» WRITTEN TASK: Repeat the listing word for word. No pictures belong in the copy.

** BEGIN DATASET EXTRACT **

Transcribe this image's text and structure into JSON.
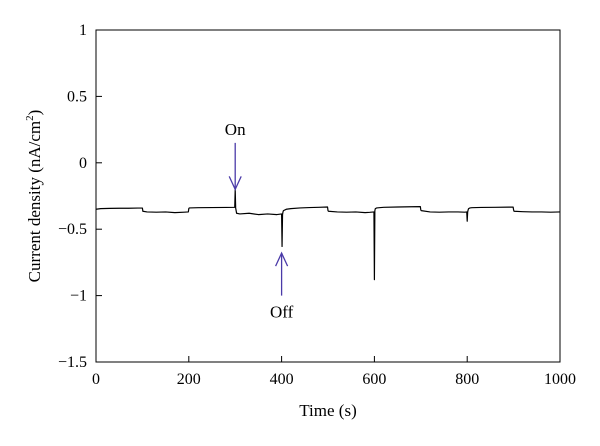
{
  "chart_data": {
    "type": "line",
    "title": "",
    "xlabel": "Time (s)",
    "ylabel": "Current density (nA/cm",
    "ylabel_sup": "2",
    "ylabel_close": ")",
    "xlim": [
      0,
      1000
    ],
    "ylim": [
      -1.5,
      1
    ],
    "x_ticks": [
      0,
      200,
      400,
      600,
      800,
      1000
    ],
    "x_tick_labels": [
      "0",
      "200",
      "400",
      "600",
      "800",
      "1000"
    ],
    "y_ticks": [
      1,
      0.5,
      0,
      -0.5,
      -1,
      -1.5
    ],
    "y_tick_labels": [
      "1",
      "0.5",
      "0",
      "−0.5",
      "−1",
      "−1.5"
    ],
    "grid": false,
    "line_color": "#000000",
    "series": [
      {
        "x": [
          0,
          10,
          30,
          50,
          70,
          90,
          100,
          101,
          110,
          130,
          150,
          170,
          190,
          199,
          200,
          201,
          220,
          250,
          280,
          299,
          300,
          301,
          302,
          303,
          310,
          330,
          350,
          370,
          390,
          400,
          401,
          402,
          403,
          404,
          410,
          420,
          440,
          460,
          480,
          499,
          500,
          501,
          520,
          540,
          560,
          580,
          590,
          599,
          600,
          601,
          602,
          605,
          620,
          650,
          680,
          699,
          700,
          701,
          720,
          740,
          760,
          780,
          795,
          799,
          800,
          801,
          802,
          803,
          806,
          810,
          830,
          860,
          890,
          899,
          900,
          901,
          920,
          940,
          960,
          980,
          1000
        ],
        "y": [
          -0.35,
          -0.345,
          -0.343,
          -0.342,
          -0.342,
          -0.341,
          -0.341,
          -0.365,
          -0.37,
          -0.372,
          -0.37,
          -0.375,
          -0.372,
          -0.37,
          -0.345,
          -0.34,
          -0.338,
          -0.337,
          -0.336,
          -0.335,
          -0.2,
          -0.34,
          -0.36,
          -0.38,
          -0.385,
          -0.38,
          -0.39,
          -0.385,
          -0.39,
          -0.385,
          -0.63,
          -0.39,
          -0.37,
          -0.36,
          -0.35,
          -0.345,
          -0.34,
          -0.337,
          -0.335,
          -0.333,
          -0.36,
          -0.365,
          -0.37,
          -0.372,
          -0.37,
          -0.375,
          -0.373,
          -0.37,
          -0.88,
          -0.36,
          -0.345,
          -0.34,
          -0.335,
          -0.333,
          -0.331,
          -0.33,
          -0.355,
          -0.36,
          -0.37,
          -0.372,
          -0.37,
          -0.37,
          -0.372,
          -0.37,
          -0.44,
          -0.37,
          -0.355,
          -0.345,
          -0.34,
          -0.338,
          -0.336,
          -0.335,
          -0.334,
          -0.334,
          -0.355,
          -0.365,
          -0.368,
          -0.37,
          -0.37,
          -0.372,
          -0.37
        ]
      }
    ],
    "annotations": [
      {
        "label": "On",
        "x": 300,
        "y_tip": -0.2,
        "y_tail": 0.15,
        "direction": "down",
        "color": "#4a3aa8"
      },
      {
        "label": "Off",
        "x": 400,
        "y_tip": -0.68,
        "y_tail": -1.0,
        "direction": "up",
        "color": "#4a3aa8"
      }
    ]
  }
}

** END DATASET EXTRACT **

» FULL SOLUTION:
Transcribe this image's text and structure into JSON.
{
  "chart_data": {
    "type": "line",
    "title": "",
    "xlabel": "Time (s)",
    "ylabel": "Current density (nA/cm",
    "ylabel_sup": "2",
    "ylabel_close": ")",
    "xlim": [
      0,
      1000
    ],
    "ylim": [
      -1.5,
      1
    ],
    "x_ticks": [
      0,
      200,
      400,
      600,
      800,
      1000
    ],
    "x_tick_labels": [
      "0",
      "200",
      "400",
      "600",
      "800",
      "1000"
    ],
    "y_ticks": [
      1,
      0.5,
      0,
      -0.5,
      -1,
      -1.5
    ],
    "y_tick_labels": [
      "1",
      "0.5",
      "0",
      "−0.5",
      "−1",
      "−1.5"
    ],
    "grid": false,
    "line_color": "#000000",
    "series": [
      {
        "x": [
          0,
          10,
          30,
          50,
          70,
          90,
          100,
          101,
          110,
          130,
          150,
          170,
          190,
          199,
          200,
          201,
          220,
          250,
          280,
          299,
          300,
          301,
          302,
          303,
          310,
          330,
          350,
          370,
          390,
          400,
          401,
          402,
          403,
          404,
          410,
          420,
          440,
          460,
          480,
          499,
          500,
          501,
          520,
          540,
          560,
          580,
          590,
          599,
          600,
          601,
          602,
          605,
          620,
          650,
          680,
          699,
          700,
          701,
          720,
          740,
          760,
          780,
          795,
          799,
          800,
          801,
          802,
          803,
          806,
          810,
          830,
          860,
          890,
          899,
          900,
          901,
          920,
          940,
          960,
          980,
          1000
        ],
        "y": [
          -0.35,
          -0.345,
          -0.343,
          -0.342,
          -0.342,
          -0.341,
          -0.341,
          -0.365,
          -0.37,
          -0.372,
          -0.37,
          -0.375,
          -0.372,
          -0.37,
          -0.345,
          -0.34,
          -0.338,
          -0.337,
          -0.336,
          -0.335,
          -0.2,
          -0.34,
          -0.36,
          -0.38,
          -0.385,
          -0.38,
          -0.39,
          -0.385,
          -0.39,
          -0.385,
          -0.63,
          -0.39,
          -0.37,
          -0.36,
          -0.35,
          -0.345,
          -0.34,
          -0.337,
          -0.335,
          -0.333,
          -0.36,
          -0.365,
          -0.37,
          -0.372,
          -0.37,
          -0.375,
          -0.373,
          -0.37,
          -0.88,
          -0.36,
          -0.345,
          -0.34,
          -0.335,
          -0.333,
          -0.331,
          -0.33,
          -0.355,
          -0.36,
          -0.37,
          -0.372,
          -0.37,
          -0.37,
          -0.372,
          -0.37,
          -0.44,
          -0.37,
          -0.355,
          -0.345,
          -0.34,
          -0.338,
          -0.336,
          -0.335,
          -0.334,
          -0.334,
          -0.355,
          -0.365,
          -0.368,
          -0.37,
          -0.37,
          -0.372,
          -0.37
        ]
      }
    ],
    "annotations": [
      {
        "label": "On",
        "x": 300,
        "y_tip": -0.2,
        "y_tail": 0.15,
        "direction": "down",
        "color": "#4a3aa8"
      },
      {
        "label": "Off",
        "x": 400,
        "y_tip": -0.68,
        "y_tail": -1.0,
        "direction": "up",
        "color": "#4a3aa8"
      }
    ]
  }
}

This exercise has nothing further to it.